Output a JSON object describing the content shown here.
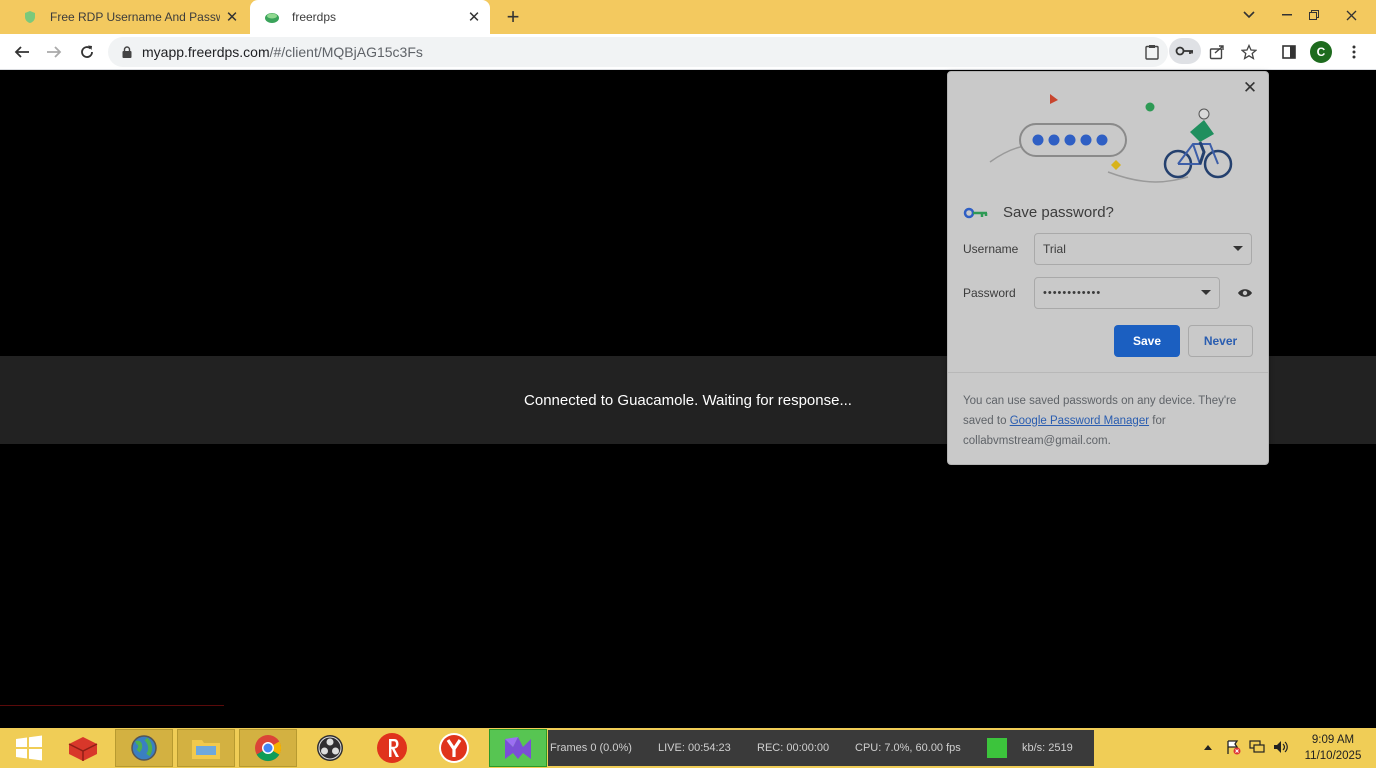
{
  "tabs": [
    {
      "title": "Free RDP Username And Passwo",
      "active": false
    },
    {
      "title": "freerdps",
      "active": true
    }
  ],
  "address_bar": {
    "host": "myapp.freerdps.com",
    "path": "/#/client/MQBjAG15c3Fs"
  },
  "profile_initial": "C",
  "page": {
    "status_message": "Connected to Guacamole. Waiting for response..."
  },
  "password_bubble": {
    "title": "Save password?",
    "username_label": "Username",
    "username_value": "Trial",
    "password_label": "Password",
    "password_value": "••••••••••••",
    "save_label": "Save",
    "never_label": "Never",
    "footer_prefix": "You can use saved passwords on any device. They're saved to",
    "footer_link": "Google Password Manager",
    "footer_suffix": "for",
    "footer_email": "collabvmstream@gmail.com."
  },
  "taskbar": {
    "obs": {
      "frames": "Frames 0 (0.0%)",
      "live": "LIVE: 00:54:23",
      "rec": "REC: 00:00:00",
      "cpu": "CPU: 7.0%, 60.00 fps",
      "kbs": "kb/s: 2519"
    },
    "clock_time": "9:09 AM",
    "clock_date": "11/10/2025"
  },
  "colors": {
    "titlebar": "#f3c95f",
    "taskbar": "#f0cd56",
    "save_button": "#1b5fc1",
    "status_band": "#222222"
  }
}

- _WHAT YOU NEED TO DO_: Each entry shown above must be quoted exactly, with its pictures left out.

- _RESULT_:
Output a JSON object describing the content shown here.
{
  "tabs": [
    {
      "title": "Free RDP Username And Passwo",
      "active": false
    },
    {
      "title": "freerdps",
      "active": true
    }
  ],
  "address_bar": {
    "host": "myapp.freerdps.com",
    "path": "/#/client/MQBjAG15c3Fs"
  },
  "profile_initial": "C",
  "page": {
    "status_message": "Connected to Guacamole. Waiting for response..."
  },
  "password_bubble": {
    "title": "Save password?",
    "username_label": "Username",
    "username_value": "Trial",
    "password_label": "Password",
    "password_value": "••••••••••••",
    "save_label": "Save",
    "never_label": "Never",
    "footer_prefix": "You can use saved passwords on any device. They're saved to",
    "footer_link": "Google Password Manager",
    "footer_suffix": "for",
    "footer_email": "collabvmstream@gmail.com."
  },
  "taskbar": {
    "obs": {
      "frames": "Frames 0 (0.0%)",
      "live": "LIVE: 00:54:23",
      "rec": "REC: 00:00:00",
      "cpu": "CPU: 7.0%, 60.00 fps",
      "kbs": "kb/s: 2519"
    },
    "clock_time": "9:09 AM",
    "clock_date": "11/10/2025"
  },
  "colors": {
    "titlebar": "#f3c95f",
    "taskbar": "#f0cd56",
    "save_button": "#1b5fc1",
    "status_band": "#222222"
  }
}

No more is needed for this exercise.